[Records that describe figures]

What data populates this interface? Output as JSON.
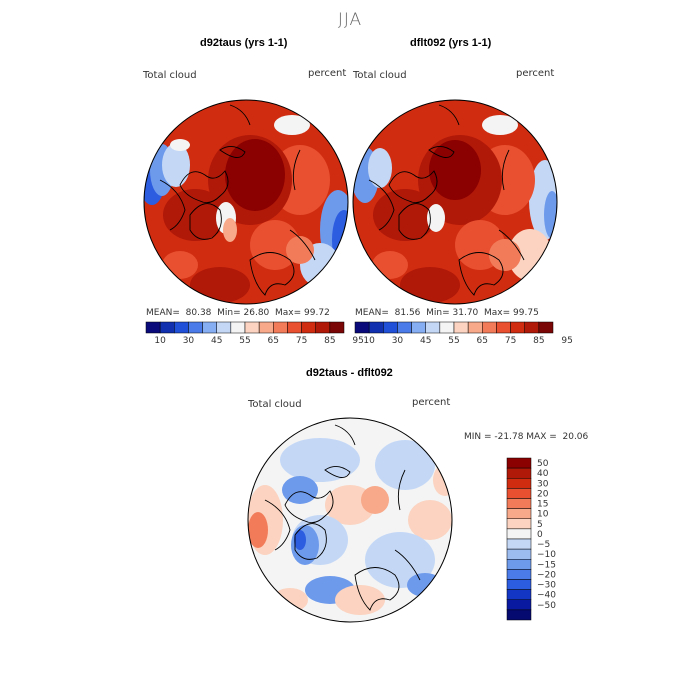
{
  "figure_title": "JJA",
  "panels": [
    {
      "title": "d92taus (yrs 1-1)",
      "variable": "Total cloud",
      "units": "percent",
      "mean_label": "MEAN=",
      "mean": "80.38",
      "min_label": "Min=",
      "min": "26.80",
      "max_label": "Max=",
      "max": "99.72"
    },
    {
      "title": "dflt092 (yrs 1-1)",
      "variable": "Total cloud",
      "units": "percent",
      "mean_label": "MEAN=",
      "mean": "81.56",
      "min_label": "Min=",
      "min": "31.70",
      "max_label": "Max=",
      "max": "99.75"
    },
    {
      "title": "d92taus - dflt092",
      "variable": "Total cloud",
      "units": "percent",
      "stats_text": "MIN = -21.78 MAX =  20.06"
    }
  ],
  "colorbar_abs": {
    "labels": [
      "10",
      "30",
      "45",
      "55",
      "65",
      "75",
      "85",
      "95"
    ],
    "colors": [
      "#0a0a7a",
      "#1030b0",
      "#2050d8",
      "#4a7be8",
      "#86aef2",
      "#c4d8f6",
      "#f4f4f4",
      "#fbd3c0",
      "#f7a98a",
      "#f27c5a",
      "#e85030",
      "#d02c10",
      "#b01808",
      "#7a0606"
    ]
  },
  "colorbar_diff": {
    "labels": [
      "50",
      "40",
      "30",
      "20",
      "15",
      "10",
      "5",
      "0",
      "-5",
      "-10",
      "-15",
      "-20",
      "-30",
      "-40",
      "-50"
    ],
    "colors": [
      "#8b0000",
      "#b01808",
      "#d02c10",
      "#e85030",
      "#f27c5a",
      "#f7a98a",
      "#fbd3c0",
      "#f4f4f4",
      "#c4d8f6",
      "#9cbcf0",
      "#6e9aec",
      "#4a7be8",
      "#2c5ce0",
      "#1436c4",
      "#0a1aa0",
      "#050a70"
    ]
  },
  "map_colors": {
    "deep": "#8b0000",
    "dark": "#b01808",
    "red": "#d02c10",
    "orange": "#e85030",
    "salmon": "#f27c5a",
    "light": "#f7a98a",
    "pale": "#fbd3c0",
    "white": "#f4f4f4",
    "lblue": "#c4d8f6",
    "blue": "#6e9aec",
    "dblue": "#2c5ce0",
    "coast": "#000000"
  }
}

== TASK REQUIREMENTS ==
Your copy should repeat each entry above exactly but contain no pictures.

== TASK RESULT ==
What data populates this interface? Output as JSON.
{
  "figure_title": "JJA",
  "panels": [
    {
      "title": "d92taus (yrs 1-1)",
      "variable": "Total cloud",
      "units": "percent",
      "mean_label": "MEAN=",
      "mean": "80.38",
      "min_label": "Min=",
      "min": "26.80",
      "max_label": "Max=",
      "max": "99.72"
    },
    {
      "title": "dflt092 (yrs 1-1)",
      "variable": "Total cloud",
      "units": "percent",
      "mean_label": "MEAN=",
      "mean": "81.56",
      "min_label": "Min=",
      "min": "31.70",
      "max_label": "Max=",
      "max": "99.75"
    },
    {
      "title": "d92taus - dflt092",
      "variable": "Total cloud",
      "units": "percent",
      "stats_text": "MIN = -21.78 MAX =  20.06"
    }
  ],
  "colorbar_abs": {
    "labels": [
      "10",
      "30",
      "45",
      "55",
      "65",
      "75",
      "85",
      "95"
    ],
    "colors": [
      "#0a0a7a",
      "#1030b0",
      "#2050d8",
      "#4a7be8",
      "#86aef2",
      "#c4d8f6",
      "#f4f4f4",
      "#fbd3c0",
      "#f7a98a",
      "#f27c5a",
      "#e85030",
      "#d02c10",
      "#b01808",
      "#7a0606"
    ]
  },
  "colorbar_diff": {
    "labels": [
      "50",
      "40",
      "30",
      "20",
      "15",
      "10",
      "5",
      "0",
      "-5",
      "-10",
      "-15",
      "-20",
      "-30",
      "-40",
      "-50"
    ],
    "colors": [
      "#8b0000",
      "#b01808",
      "#d02c10",
      "#e85030",
      "#f27c5a",
      "#f7a98a",
      "#fbd3c0",
      "#f4f4f4",
      "#c4d8f6",
      "#9cbcf0",
      "#6e9aec",
      "#4a7be8",
      "#2c5ce0",
      "#1436c4",
      "#0a1aa0",
      "#050a70"
    ]
  },
  "map_colors": {
    "deep": "#8b0000",
    "dark": "#b01808",
    "red": "#d02c10",
    "orange": "#e85030",
    "salmon": "#f27c5a",
    "light": "#f7a98a",
    "pale": "#fbd3c0",
    "white": "#f4f4f4",
    "lblue": "#c4d8f6",
    "blue": "#6e9aec",
    "dblue": "#2c5ce0",
    "coast": "#000000"
  }
}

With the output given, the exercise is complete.